Go through the lines below. Copy those with "Source".

Material shown.
========

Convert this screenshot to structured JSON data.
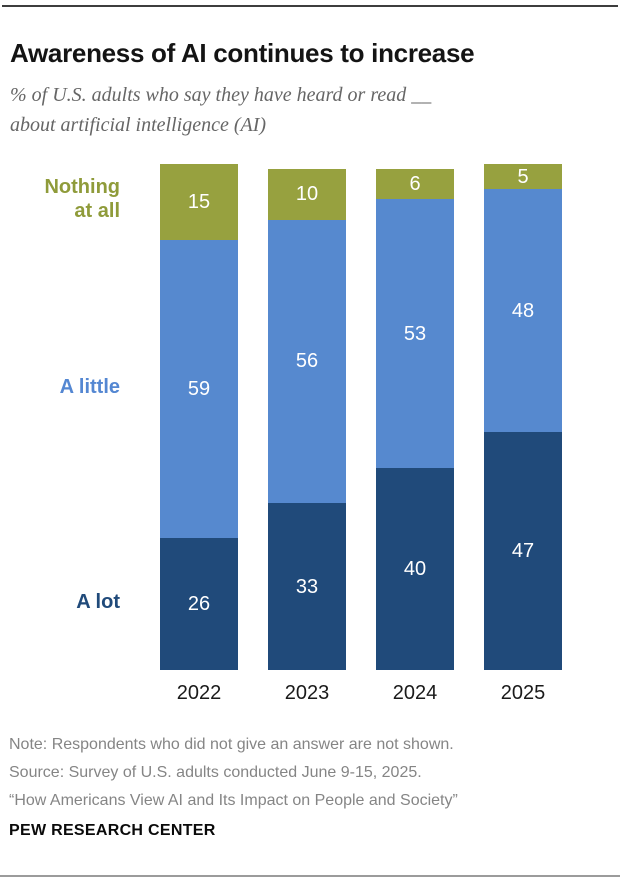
{
  "header": {
    "title": "Awareness of AI continues to increase",
    "subtitle_line1": "% of U.S. adults who say they have heard or read __",
    "subtitle_line2": "about artificial intelligence (AI)"
  },
  "chart_data": {
    "type": "bar",
    "stacked": true,
    "orientation": "vertical",
    "categories": [
      "2022",
      "2023",
      "2024",
      "2025"
    ],
    "series": [
      {
        "name": "A lot",
        "color": "#204a7a",
        "values": [
          26,
          33,
          40,
          47
        ]
      },
      {
        "name": "A little",
        "color": "#5689cf",
        "values": [
          59,
          56,
          53,
          48
        ]
      },
      {
        "name": "Nothing at all",
        "color": "#97a13f",
        "values": [
          15,
          10,
          6,
          5
        ]
      }
    ],
    "value_label_color": "#ffffff",
    "ylim": [
      0,
      100
    ],
    "grid": false,
    "legend_position": "left-of-first-bar",
    "title": "Awareness of AI continues to increase",
    "xlabel": "",
    "ylabel": ""
  },
  "category_labels": {
    "nothing_line1": "Nothing",
    "nothing_line2": "at all",
    "little": "A little",
    "lot": "A lot"
  },
  "footer": {
    "note": "Note: Respondents who did not give an answer are not shown.",
    "source": "Source: Survey of U.S. adults conducted June 9-15, 2025.",
    "report": "“How Americans View AI and Its Impact on People and Society”",
    "org": "PEW RESEARCH CENTER"
  }
}
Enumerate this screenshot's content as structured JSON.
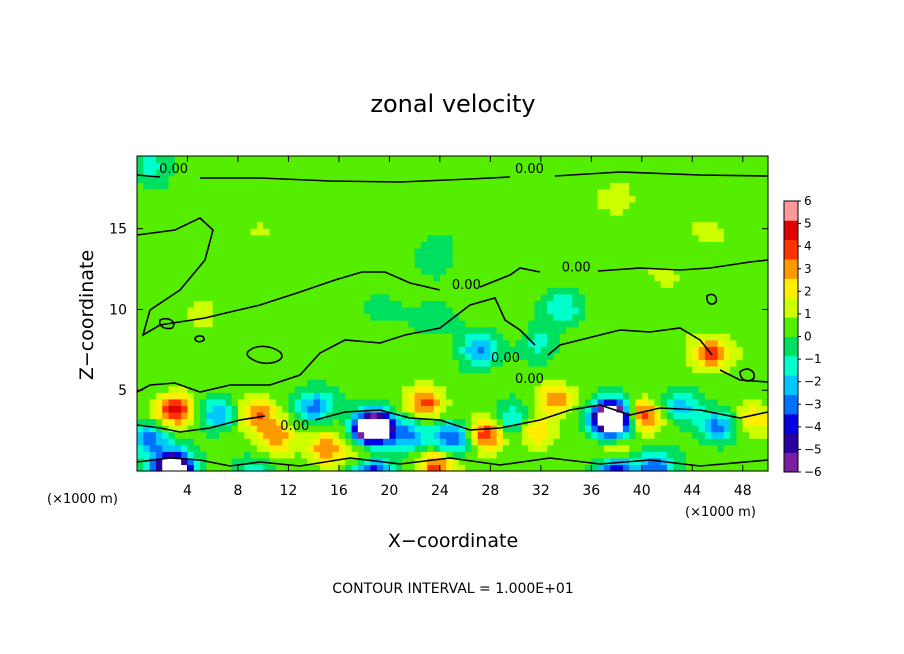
{
  "chart_data": {
    "type": "heatmap",
    "title": "zonal velocity",
    "xlabel": "X−coordinate",
    "ylabel": "Z−coordinate",
    "x_unit_left": "(×1000 m)",
    "x_unit_right": "(×1000 m)",
    "xlim": [
      0,
      50
    ],
    "ylim": [
      0,
      19.5
    ],
    "x_ticks": [
      "4",
      "8",
      "12",
      "16",
      "20",
      "24",
      "28",
      "32",
      "36",
      "40",
      "44",
      "48"
    ],
    "y_ticks": [
      "5",
      "10",
      "15"
    ],
    "colorbar": {
      "ticks": [
        "6",
        "5",
        "4",
        "3",
        "2",
        "1",
        "0",
        "−1",
        "−2",
        "−3",
        "−4",
        "−5",
        "−6"
      ],
      "range": [
        -6,
        6
      ],
      "colors": [
        "#7a1fa2",
        "#2a00a0",
        "#0000e0",
        "#0070ff",
        "#00c8ff",
        "#00ffcc",
        "#00e060",
        "#55ee00",
        "#ccff00",
        "#ffee00",
        "#ff9900",
        "#ff3300",
        "#e00000",
        "#ff9999"
      ]
    },
    "contour_labels": [
      {
        "text": "0.00",
        "x": 2.9,
        "z": 18.7
      },
      {
        "text": "0.00",
        "x": 31.1,
        "z": 18.7
      },
      {
        "text": "0.00",
        "x": 34.8,
        "z": 12.6
      },
      {
        "text": "0.00",
        "x": 26.1,
        "z": 11.5
      },
      {
        "text": "0.00",
        "x": 29.2,
        "z": 7.0
      },
      {
        "text": "0.00",
        "x": 31.1,
        "z": 5.7
      },
      {
        "text": "0.00",
        "x": 12.5,
        "z": 2.8
      }
    ],
    "features": [
      {
        "x": 3.0,
        "z": 3.8,
        "v": 4.5
      },
      {
        "x": 1.0,
        "z": 2.0,
        "v": -3.5
      },
      {
        "x": 6.5,
        "z": 3.5,
        "v": -3.0
      },
      {
        "x": 9.5,
        "z": 3.5,
        "v": 3.5
      },
      {
        "x": 11.0,
        "z": 2.2,
        "v": 3.0
      },
      {
        "x": 14.0,
        "z": 4.0,
        "v": -3.5
      },
      {
        "x": 18.5,
        "z": 2.6,
        "v": -5.0
      },
      {
        "x": 18.8,
        "z": 2.7,
        "v": -6.5
      },
      {
        "x": 15.0,
        "z": 1.5,
        "v": 3.5
      },
      {
        "x": 21.5,
        "z": 2.2,
        "v": -3.5
      },
      {
        "x": 22.8,
        "z": 4.3,
        "v": 3.5
      },
      {
        "x": 25.0,
        "z": 2.0,
        "v": -4.0
      },
      {
        "x": 27.8,
        "z": 2.3,
        "v": 4.5
      },
      {
        "x": 29.7,
        "z": 3.0,
        "v": -3.0
      },
      {
        "x": 27.2,
        "z": 7.5,
        "v": -3.2
      },
      {
        "x": 31.5,
        "z": 2.5,
        "v": 2.5
      },
      {
        "x": 33.2,
        "z": 4.4,
        "v": 3.0
      },
      {
        "x": 37.5,
        "z": 3.5,
        "v": -5.5
      },
      {
        "x": 37.7,
        "z": 3.1,
        "v": -7.0
      },
      {
        "x": 40.0,
        "z": 3.5,
        "v": 4.2
      },
      {
        "x": 43.0,
        "z": 4.0,
        "v": -2.5
      },
      {
        "x": 45.5,
        "z": 7.3,
        "v": 4.0
      },
      {
        "x": 46.0,
        "z": 2.8,
        "v": -3.5
      },
      {
        "x": 48.8,
        "z": 3.2,
        "v": 2.5
      },
      {
        "x": 2.5,
        "z": 0.3,
        "v": -3.5
      },
      {
        "x": 3.0,
        "z": 0.1,
        "v": -6.5
      },
      {
        "x": 9.5,
        "z": 0.2,
        "v": -5.0
      },
      {
        "x": 9.5,
        "z": 0.3,
        "v": 3.5
      },
      {
        "x": 18.5,
        "z": 0.2,
        "v": -6.5
      },
      {
        "x": 18.2,
        "z": 0.9,
        "v": 4.0
      },
      {
        "x": 23.7,
        "z": 0.3,
        "v": 4.0
      },
      {
        "x": 38.0,
        "z": 0.3,
        "v": -6.5
      },
      {
        "x": 38.0,
        "z": 1.0,
        "v": 4.0
      },
      {
        "x": 41.0,
        "z": 0.2,
        "v": -4.0
      },
      {
        "x": 33.8,
        "z": 10.2,
        "v": -2.2
      },
      {
        "x": 23.5,
        "z": 13.5,
        "v": -1.2
      },
      {
        "x": 1.0,
        "z": 19.0,
        "v": -1.8
      },
      {
        "x": 20.0,
        "z": 10.0,
        "v": -0.8
      },
      {
        "x": 24.0,
        "z": 9.5,
        "v": -1.2
      },
      {
        "x": 32.0,
        "z": 8.0,
        "v": -1.5
      },
      {
        "x": 42.0,
        "z": 12.0,
        "v": 0.8
      },
      {
        "x": 10.0,
        "z": 15.0,
        "v": 0.8
      },
      {
        "x": 5.0,
        "z": 10.0,
        "v": 1.0
      },
      {
        "x": 38.0,
        "z": 17.0,
        "v": 1.2
      },
      {
        "x": 45.0,
        "z": 15.0,
        "v": 1.0
      }
    ]
  },
  "footer_text": "CONTOUR INTERVAL = 1.000E+01"
}
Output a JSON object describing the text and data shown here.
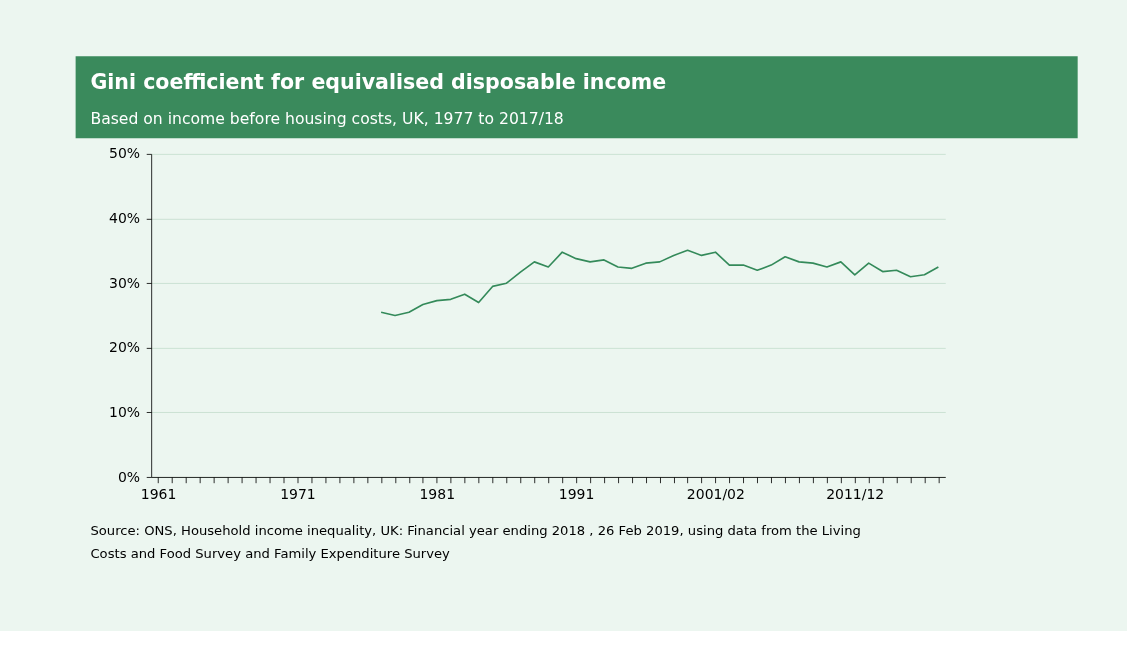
{
  "chart_data": {
    "type": "line",
    "title": "Gini coefficient for equivalised disposable income",
    "subtitle": "Based on income before housing costs, UK, 1977 to 2017/18",
    "categories": [
      "1961",
      null,
      null,
      null,
      null,
      null,
      null,
      null,
      null,
      null,
      "1971",
      null,
      null,
      null,
      null,
      null,
      null,
      null,
      null,
      null,
      "1981",
      null,
      null,
      null,
      null,
      null,
      null,
      null,
      null,
      null,
      "1991",
      null,
      null,
      null,
      null,
      null,
      null,
      null,
      null,
      null,
      "2001/02",
      null,
      null,
      null,
      null,
      null,
      null,
      null,
      null,
      null,
      "2011/12",
      null,
      null,
      null,
      null,
      null,
      null
    ],
    "series": [
      {
        "color": "#348a5a",
        "values": [
          null,
          null,
          null,
          null,
          null,
          null,
          null,
          null,
          null,
          null,
          null,
          null,
          null,
          null,
          null,
          null,
          25.5,
          25.0,
          25.5,
          26.7,
          27.3,
          27.5,
          28.3,
          27.0,
          29.5,
          30.0,
          31.7,
          33.3,
          32.5,
          34.8,
          33.8,
          33.3,
          33.6,
          32.5,
          32.3,
          33.1,
          33.3,
          34.3,
          35.1,
          34.3,
          34.8,
          32.8,
          32.8,
          32.0,
          32.8,
          34.1,
          33.3,
          33.1,
          32.5,
          33.3,
          31.3,
          33.1,
          31.8,
          32.0,
          31.0,
          31.3,
          32.5
        ]
      }
    ],
    "ylim": [
      0,
      50
    ],
    "yticks": [
      {
        "value": 0,
        "label": "0%"
      },
      {
        "value": 10,
        "label": "10%"
      },
      {
        "value": 20,
        "label": "20%"
      },
      {
        "value": 30,
        "label": "30%"
      },
      {
        "value": 40,
        "label": "40%"
      },
      {
        "value": 50,
        "label": "50%"
      }
    ],
    "grid": "y",
    "annotations": [
      "Source: ONS, Household income inequality, UK: Financial year ending 2018 , 26 Feb 2019, using data from the Living Costs and Food Survey and Family Expenditure Survey"
    ]
  }
}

========

Full output.
    "source": "Source: Survey of U.S. adults conducted June 9-15, 2025.",
      "Source: ONS, Household income inequality, UK: Financial year ending 2018 , 26 Feb 2019, using data from the Living Costs and Food Survey and Family Expenditure Survey"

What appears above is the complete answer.